Request: Quote the entries word for word. Omit the pictures.

Material:
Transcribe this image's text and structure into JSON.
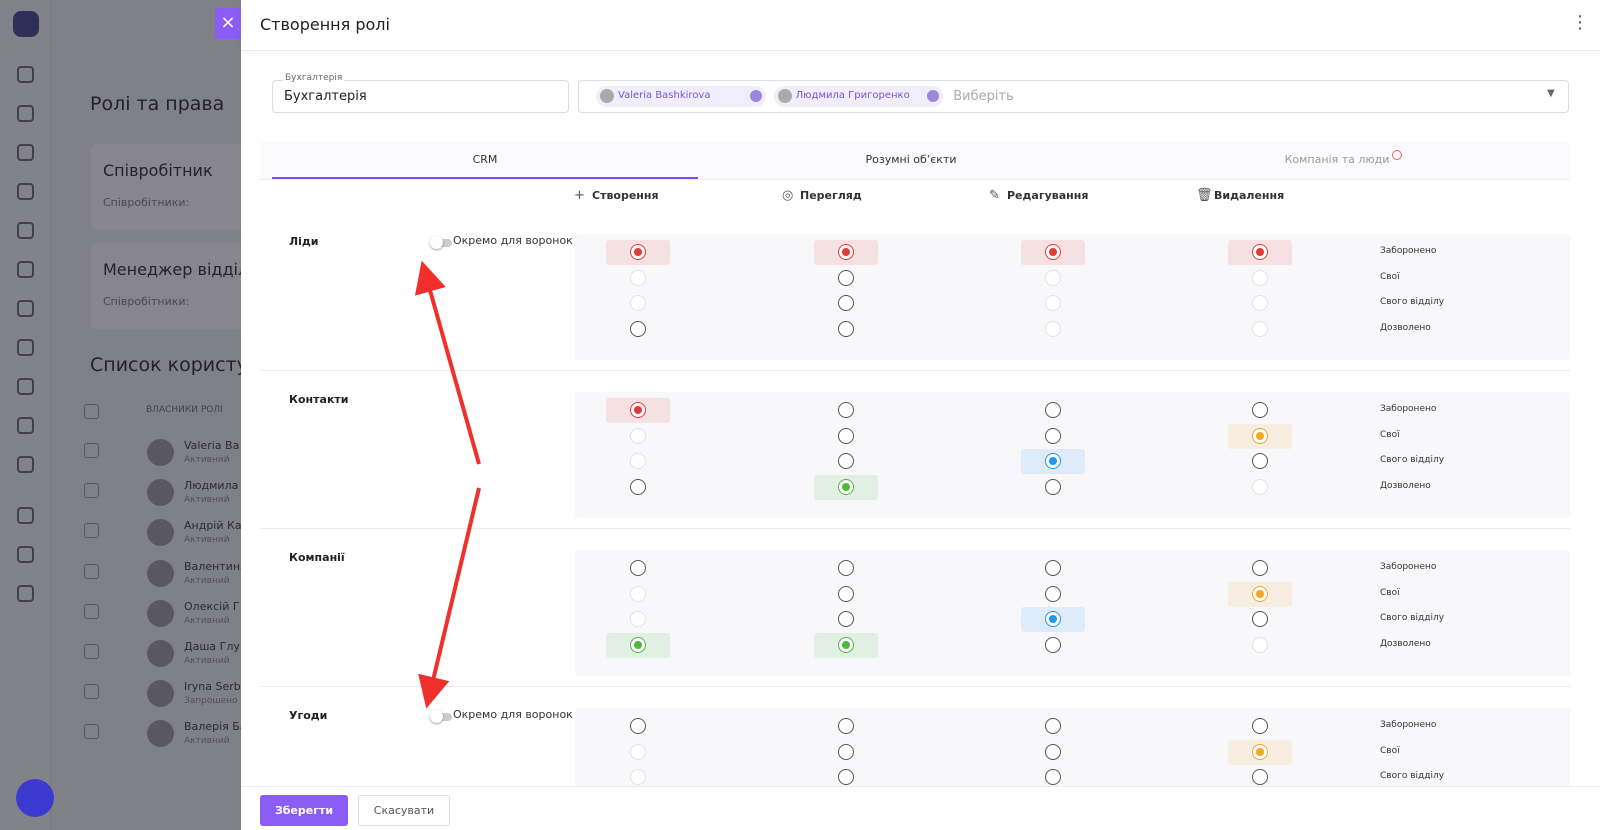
{
  "background": {
    "title": "Ролі та права",
    "cards": [
      {
        "title": "Співробітник",
        "label": "Співробітники:"
      },
      {
        "title": "Менеджер відділ",
        "label": "Співробітники:"
      }
    ],
    "list_title": "Список користу",
    "column": "ВЛАСНИКИ РОЛІ",
    "users": [
      {
        "name": "Valeria Ba",
        "status": "Активний"
      },
      {
        "name": "Людмила",
        "status": "Активний"
      },
      {
        "name": "Андрій Ка",
        "status": "Активний"
      },
      {
        "name": "Валентина",
        "status": "Активний"
      },
      {
        "name": "Олексій Г",
        "status": "Активний"
      },
      {
        "name": "Даша Глу",
        "status": "Активний"
      },
      {
        "name": "Iryna Serb",
        "status": "Запрошено"
      },
      {
        "name": "Валерія Ба",
        "status": "Активний"
      }
    ]
  },
  "modal": {
    "title": "Створення ролі",
    "role_field": {
      "label": "Бухгалтерія",
      "value": "Бухгалтерія"
    },
    "members": [
      "Valeria Bashkirova",
      "Людмила Григоренко"
    ],
    "members_placeholder": "Виберіть",
    "tabs": [
      "CRM",
      "Розумні об’єкти",
      "Компанія та люди"
    ],
    "active_tab": 0,
    "actions": [
      "Створення",
      "Перегляд",
      "Редагування",
      "Видалення"
    ],
    "levels": [
      {
        "label": "Заборонено",
        "color": "#e53935"
      },
      {
        "label": "Свої",
        "color": "#f5a623"
      },
      {
        "label": "Свого відділу",
        "color": "#2196f3"
      },
      {
        "label": "Дозволено",
        "color": "#4cb83c"
      }
    ],
    "sections": [
      {
        "name": "Ліди",
        "toggle": "Окремо для воронок",
        "selected": [
          0,
          0,
          0,
          0
        ],
        "disabled": [
          [
            1,
            2
          ],
          [],
          [
            1,
            2,
            3
          ],
          [
            1,
            2,
            3
          ]
        ]
      },
      {
        "name": "Контакти",
        "selected": [
          0,
          3,
          2,
          1
        ],
        "disabled": [
          [
            1,
            2
          ],
          [],
          [],
          [
            3
          ]
        ]
      },
      {
        "name": "Компанії",
        "selected": [
          3,
          3,
          2,
          1
        ],
        "disabled": [
          [
            1,
            2
          ],
          [],
          [],
          [
            3
          ]
        ]
      },
      {
        "name": "Угоди",
        "toggle": "Окремо для воронок",
        "selected": [
          null,
          null,
          null,
          1
        ],
        "disabled": [
          [
            1,
            2
          ],
          [],
          [],
          []
        ]
      }
    ],
    "buttons": {
      "save": "Зберегти",
      "cancel": "Скасувати"
    }
  }
}
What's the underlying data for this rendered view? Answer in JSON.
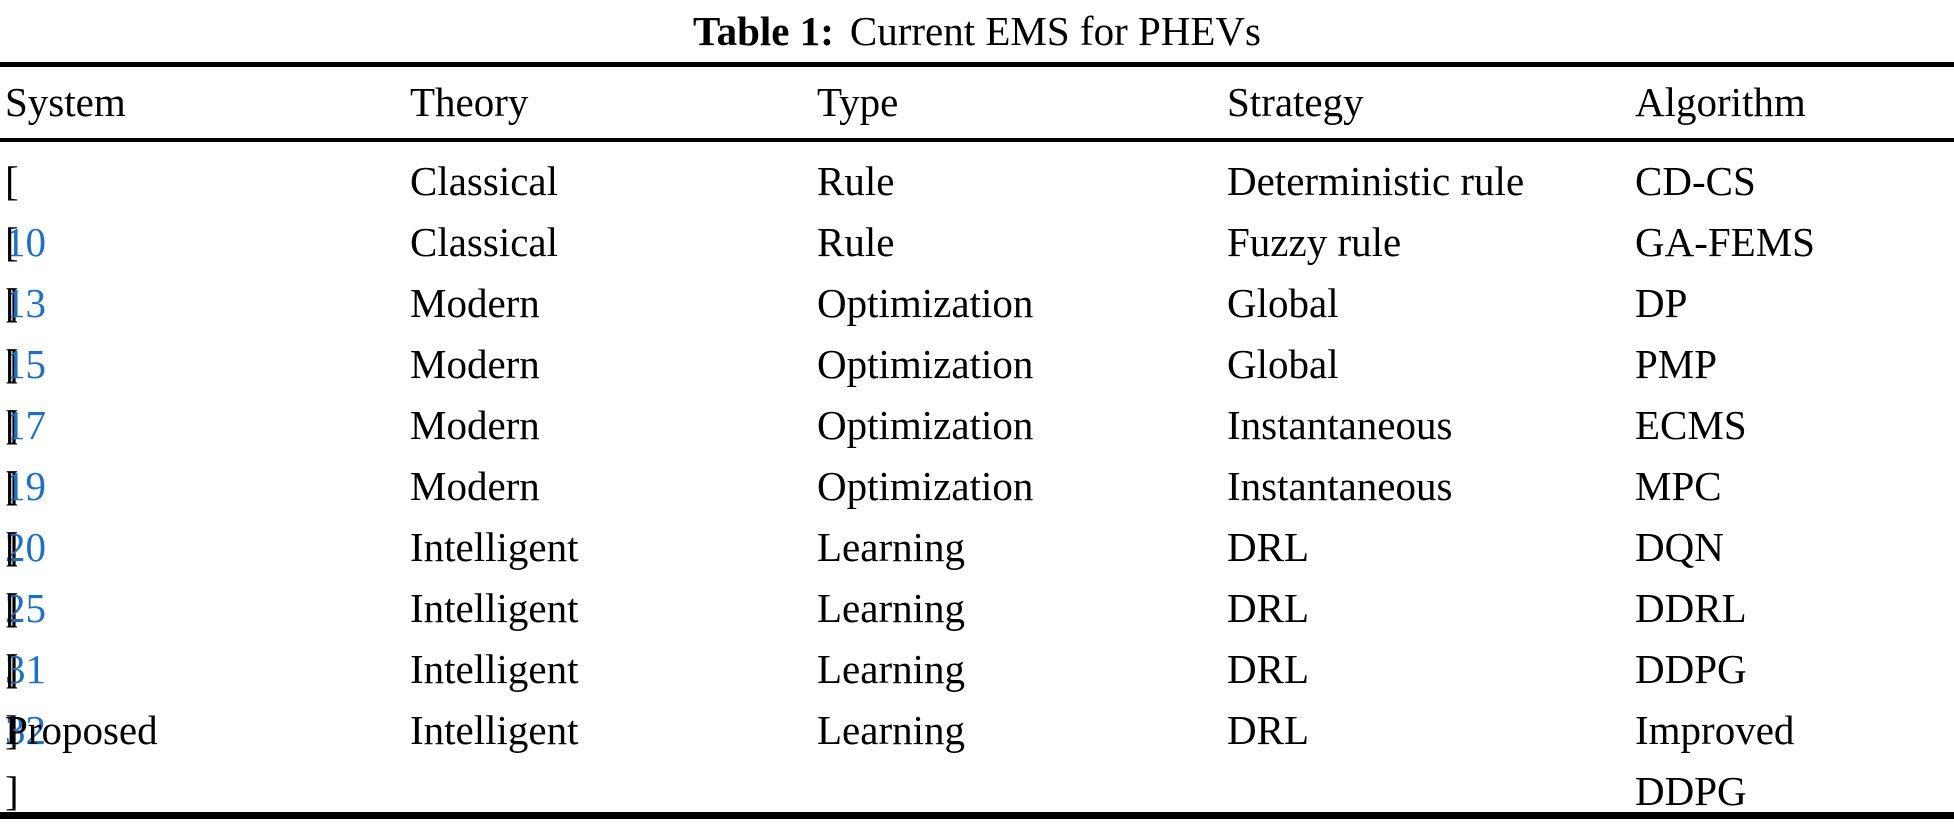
{
  "title": {
    "label": "Table 1:",
    "text": "Current EMS for PHEVs"
  },
  "columns": [
    "System",
    "Theory",
    "Type",
    "Strategy",
    "Algorithm"
  ],
  "rows": [
    {
      "system": "[10]",
      "cite": "10",
      "theory": "Classical",
      "type": "Rule",
      "strategy": "Deterministic rule",
      "algorithm": "CD-CS"
    },
    {
      "system": "[13]",
      "cite": "13",
      "theory": "Classical",
      "type": "Rule",
      "strategy": "Fuzzy rule",
      "algorithm": "GA-FEMS"
    },
    {
      "system": "[15]",
      "cite": "15",
      "theory": "Modern",
      "type": "Optimization",
      "strategy": "Global",
      "algorithm": "DP"
    },
    {
      "system": "[17]",
      "cite": "17",
      "theory": "Modern",
      "type": "Optimization",
      "strategy": "Global",
      "algorithm": "PMP"
    },
    {
      "system": "[19]",
      "cite": "19",
      "theory": "Modern",
      "type": "Optimization",
      "strategy": "Instantaneous",
      "algorithm": "ECMS"
    },
    {
      "system": "[20]",
      "cite": "20",
      "theory": "Modern",
      "type": "Optimization",
      "strategy": "Instantaneous",
      "algorithm": "MPC"
    },
    {
      "system": "[25]",
      "cite": "25",
      "theory": "Intelligent",
      "type": "Learning",
      "strategy": "DRL",
      "algorithm": "DQN"
    },
    {
      "system": "[31]",
      "cite": "31",
      "theory": "Intelligent",
      "type": "Learning",
      "strategy": "DRL",
      "algorithm": "DDRL"
    },
    {
      "system": "[32]",
      "cite": "32",
      "theory": "Intelligent",
      "type": "Learning",
      "strategy": "DRL",
      "algorithm": "DDPG"
    },
    {
      "system": "Proposed",
      "cite": null,
      "theory": "Intelligent",
      "type": "Learning",
      "strategy": "DRL",
      "algorithm": [
        "Improved",
        "DDPG"
      ]
    }
  ],
  "colors": {
    "text": "#000000",
    "citation": "#1e70c5",
    "rule": "#000000"
  }
}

The completed task:
Transcribe this image's text and structure into JSON.
{
  "background": {
    "title": "Ролі та права",
    "cards": [
      {
        "title": "Співробітник",
        "label": "Співробітники:"
      },
      {
        "title": "Менеджер відділ",
        "label": "Співробітники:"
      }
    ],
    "list_title": "Список користу",
    "column": "ВЛАСНИКИ РОЛІ",
    "users": [
      {
        "name": "Valeria Ba",
        "status": "Активний"
      },
      {
        "name": "Людмила",
        "status": "Активний"
      },
      {
        "name": "Андрій Ка",
        "status": "Активний"
      },
      {
        "name": "Валентина",
        "status": "Активний"
      },
      {
        "name": "Олексій Г",
        "status": "Активний"
      },
      {
        "name": "Даша Глу",
        "status": "Активний"
      },
      {
        "name": "Iryna Serb",
        "status": "Запрошено"
      },
      {
        "name": "Валерія Ба",
        "status": "Активний"
      }
    ]
  },
  "modal": {
    "title": "Створення ролі",
    "role_field": {
      "label": "Бухгалтерія",
      "value": "Бухгалтерія"
    },
    "members": [
      "Valeria Bashkirova",
      "Людмила Григоренко"
    ],
    "members_placeholder": "Виберіть",
    "tabs": [
      "CRM",
      "Розумні об’єкти",
      "Компанія та люди"
    ],
    "active_tab": 0,
    "actions": [
      "Створення",
      "Перегляд",
      "Редагування",
      "Видалення"
    ],
    "levels": [
      {
        "label": "Заборонено",
        "color": "#e53935"
      },
      {
        "label": "Свої",
        "color": "#f5a623"
      },
      {
        "label": "Свого відділу",
        "color": "#2196f3"
      },
      {
        "label": "Дозволено",
        "color": "#4cb83c"
      }
    ],
    "sections": [
      {
        "name": "Ліди",
        "toggle": "Окремо для воронок",
        "selected": [
          0,
          0,
          0,
          0
        ],
        "disabled": [
          [
            1,
            2
          ],
          [],
          [
            1,
            2,
            3
          ],
          [
            1,
            2,
            3
          ]
        ]
      },
      {
        "name": "Контакти",
        "selected": [
          0,
          3,
          2,
          1
        ],
        "disabled": [
          [
            1,
            2
          ],
          [],
          [],
          [
            3
          ]
        ]
      },
      {
        "name": "Компанії",
        "selected": [
          3,
          3,
          2,
          1
        ],
        "disabled": [
          [
            1,
            2
          ],
          [],
          [],
          [
            3
          ]
        ]
      },
      {
        "name": "Угоди",
        "toggle": "Окремо для воронок",
        "selected": [
          null,
          null,
          null,
          1
        ],
        "disabled": [
          [
            1,
            2
          ],
          [],
          [],
          []
        ]
      }
    ],
    "buttons": {
      "save": "Зберегти",
      "cancel": "Скасувати"
    }
  }
}
What's the underlying data for this rendered view? Answer in JSON.
{
  "title": {
    "label": "Table 1:",
    "text": "Current EMS for PHEVs"
  },
  "columns": [
    "System",
    "Theory",
    "Type",
    "Strategy",
    "Algorithm"
  ],
  "rows": [
    {
      "system": "[10]",
      "cite": "10",
      "theory": "Classical",
      "type": "Rule",
      "strategy": "Deterministic rule",
      "algorithm": "CD-CS"
    },
    {
      "system": "[13]",
      "cite": "13",
      "theory": "Classical",
      "type": "Rule",
      "strategy": "Fuzzy rule",
      "algorithm": "GA-FEMS"
    },
    {
      "system": "[15]",
      "cite": "15",
      "theory": "Modern",
      "type": "Optimization",
      "strategy": "Global",
      "algorithm": "DP"
    },
    {
      "system": "[17]",
      "cite": "17",
      "theory": "Modern",
      "type": "Optimization",
      "strategy": "Global",
      "algorithm": "PMP"
    },
    {
      "system": "[19]",
      "cite": "19",
      "theory": "Modern",
      "type": "Optimization",
      "strategy": "Instantaneous",
      "algorithm": "ECMS"
    },
    {
      "system": "[20]",
      "cite": "20",
      "theory": "Modern",
      "type": "Optimization",
      "strategy": "Instantaneous",
      "algorithm": "MPC"
    },
    {
      "system": "[25]",
      "cite": "25",
      "theory": "Intelligent",
      "type": "Learning",
      "strategy": "DRL",
      "algorithm": "DQN"
    },
    {
      "system": "[31]",
      "cite": "31",
      "theory": "Intelligent",
      "type": "Learning",
      "strategy": "DRL",
      "algorithm": "DDRL"
    },
    {
      "system": "[32]",
      "cite": "32",
      "theory": "Intelligent",
      "type": "Learning",
      "strategy": "DRL",
      "algorithm": "DDPG"
    },
    {
      "system": "Proposed",
      "cite": null,
      "theory": "Intelligent",
      "type": "Learning",
      "strategy": "DRL",
      "algorithm": [
        "Improved",
        "DDPG"
      ]
    }
  ],
  "colors": {
    "text": "#000000",
    "citation": "#1e70c5",
    "rule": "#000000"
  }
}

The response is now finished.